- **Exercise directions**: Restate the entries word for word, omitting nothing.

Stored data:
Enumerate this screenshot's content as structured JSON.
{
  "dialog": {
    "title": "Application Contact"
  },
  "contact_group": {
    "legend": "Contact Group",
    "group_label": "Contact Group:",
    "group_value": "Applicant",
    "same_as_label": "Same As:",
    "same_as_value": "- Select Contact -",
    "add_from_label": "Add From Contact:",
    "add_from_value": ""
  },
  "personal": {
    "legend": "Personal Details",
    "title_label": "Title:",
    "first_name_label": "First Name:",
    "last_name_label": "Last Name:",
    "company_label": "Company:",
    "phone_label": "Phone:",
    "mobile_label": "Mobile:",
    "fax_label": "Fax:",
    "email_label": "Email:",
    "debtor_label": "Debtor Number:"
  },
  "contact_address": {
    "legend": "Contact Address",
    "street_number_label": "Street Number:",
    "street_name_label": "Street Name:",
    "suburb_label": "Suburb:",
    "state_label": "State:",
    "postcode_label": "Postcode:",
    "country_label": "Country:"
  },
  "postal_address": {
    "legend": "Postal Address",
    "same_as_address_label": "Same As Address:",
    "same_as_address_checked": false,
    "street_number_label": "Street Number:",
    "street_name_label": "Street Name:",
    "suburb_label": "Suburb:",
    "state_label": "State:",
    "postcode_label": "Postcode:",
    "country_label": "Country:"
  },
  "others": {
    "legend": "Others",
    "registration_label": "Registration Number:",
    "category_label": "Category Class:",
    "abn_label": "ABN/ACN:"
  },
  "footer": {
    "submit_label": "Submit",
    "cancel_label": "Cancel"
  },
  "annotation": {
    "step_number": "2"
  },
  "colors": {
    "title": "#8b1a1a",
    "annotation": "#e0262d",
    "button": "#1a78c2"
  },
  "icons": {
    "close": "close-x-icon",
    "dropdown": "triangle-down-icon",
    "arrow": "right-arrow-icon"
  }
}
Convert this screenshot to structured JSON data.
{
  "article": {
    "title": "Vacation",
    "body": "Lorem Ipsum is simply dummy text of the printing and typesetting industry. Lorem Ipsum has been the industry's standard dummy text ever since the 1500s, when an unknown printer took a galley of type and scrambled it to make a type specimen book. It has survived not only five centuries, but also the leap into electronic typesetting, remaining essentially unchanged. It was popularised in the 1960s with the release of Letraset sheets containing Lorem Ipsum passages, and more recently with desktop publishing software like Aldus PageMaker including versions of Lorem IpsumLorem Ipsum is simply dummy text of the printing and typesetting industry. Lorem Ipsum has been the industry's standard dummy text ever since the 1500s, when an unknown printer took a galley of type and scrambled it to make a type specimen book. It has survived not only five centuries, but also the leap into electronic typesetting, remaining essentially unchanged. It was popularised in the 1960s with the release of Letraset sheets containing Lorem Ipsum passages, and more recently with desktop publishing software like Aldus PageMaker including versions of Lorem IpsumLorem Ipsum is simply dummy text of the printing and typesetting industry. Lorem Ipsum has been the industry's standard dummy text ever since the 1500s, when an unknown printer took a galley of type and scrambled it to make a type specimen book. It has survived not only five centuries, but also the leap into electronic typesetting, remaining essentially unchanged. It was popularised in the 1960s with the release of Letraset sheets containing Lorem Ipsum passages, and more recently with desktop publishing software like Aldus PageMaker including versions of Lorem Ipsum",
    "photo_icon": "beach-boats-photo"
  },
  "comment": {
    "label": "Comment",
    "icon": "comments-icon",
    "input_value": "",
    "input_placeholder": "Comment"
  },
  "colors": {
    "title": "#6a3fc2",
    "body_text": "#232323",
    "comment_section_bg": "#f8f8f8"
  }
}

- **Output below**:
Enumerate this screenshot's content as structured JSON.
{
  "dialog": {
    "title": "Application Contact"
  },
  "contact_group": {
    "legend": "Contact Group",
    "group_label": "Contact Group:",
    "group_value": "Applicant",
    "same_as_label": "Same As:",
    "same_as_value": "- Select Contact -",
    "add_from_label": "Add From Contact:",
    "add_from_value": ""
  },
  "personal": {
    "legend": "Personal Details",
    "title_label": "Title:",
    "first_name_label": "First Name:",
    "last_name_label": "Last Name:",
    "company_label": "Company:",
    "phone_label": "Phone:",
    "mobile_label": "Mobile:",
    "fax_label": "Fax:",
    "email_label": "Email:",
    "debtor_label": "Debtor Number:"
  },
  "contact_address": {
    "legend": "Contact Address",
    "street_number_label": "Street Number:",
    "street_name_label": "Street Name:",
    "suburb_label": "Suburb:",
    "state_label": "State:",
    "postcode_label": "Postcode:",
    "country_label": "Country:"
  },
  "postal_address": {
    "legend": "Postal Address",
    "same_as_address_label": "Same As Address:",
    "same_as_address_checked": false,
    "street_number_label": "Street Number:",
    "street_name_label": "Street Name:",
    "suburb_label": "Suburb:",
    "state_label": "State:",
    "postcode_label": "Postcode:",
    "country_label": "Country:"
  },
  "others": {
    "legend": "Others",
    "registration_label": "Registration Number:",
    "category_label": "Category Class:",
    "abn_label": "ABN/ACN:"
  },
  "footer": {
    "submit_label": "Submit",
    "cancel_label": "Cancel"
  },
  "annotation": {
    "step_number": "2"
  },
  "colors": {
    "title": "#8b1a1a",
    "annotation": "#e0262d",
    "button": "#1a78c2"
  },
  "icons": {
    "close": "close-x-icon",
    "dropdown": "triangle-down-icon",
    "arrow": "right-arrow-icon"
  }
}
Convert this screenshot to structured JSON data.
{
  "article": {
    "title": "Vacation",
    "body": "Lorem Ipsum is simply dummy text of the printing and typesetting industry. Lorem Ipsum has been the industry's standard dummy text ever since the 1500s, when an unknown printer took a galley of type and scrambled it to make a type specimen book. It has survived not only five centuries, but also the leap into electronic typesetting, remaining essentially unchanged. It was popularised in the 1960s with the release of Letraset sheets containing Lorem Ipsum passages, and more recently with desktop publishing software like Aldus PageMaker including versions of Lorem IpsumLorem Ipsum is simply dummy text of the printing and typesetting industry. Lorem Ipsum has been the industry's standard dummy text ever since the 1500s, when an unknown printer took a galley of type and scrambled it to make a type specimen book. It has survived not only five centuries, but also the leap into electronic typesetting, remaining essentially unchanged. It was popularised in the 1960s with the release of Letraset sheets containing Lorem Ipsum passages, and more recently with desktop publishing software like Aldus PageMaker including versions of Lorem IpsumLorem Ipsum is simply dummy text of the printing and typesetting industry. Lorem Ipsum has been the industry's standard dummy text ever since the 1500s, when an unknown printer took a galley of type and scrambled it to make a type specimen book. It has survived not only five centuries, but also the leap into electronic typesetting, remaining essentially unchanged. It was popularised in the 1960s with the release of Letraset sheets containing Lorem Ipsum passages, and more recently with desktop publishing software like Aldus PageMaker including versions of Lorem Ipsum",
    "photo_icon": "beach-boats-photo"
  },
  "comment": {
    "label": "Comment",
    "icon": "comments-icon",
    "input_value": "",
    "input_placeholder": "Comment"
  },
  "colors": {
    "title": "#6a3fc2",
    "body_text": "#232323",
    "comment_section_bg": "#f8f8f8"
  }
}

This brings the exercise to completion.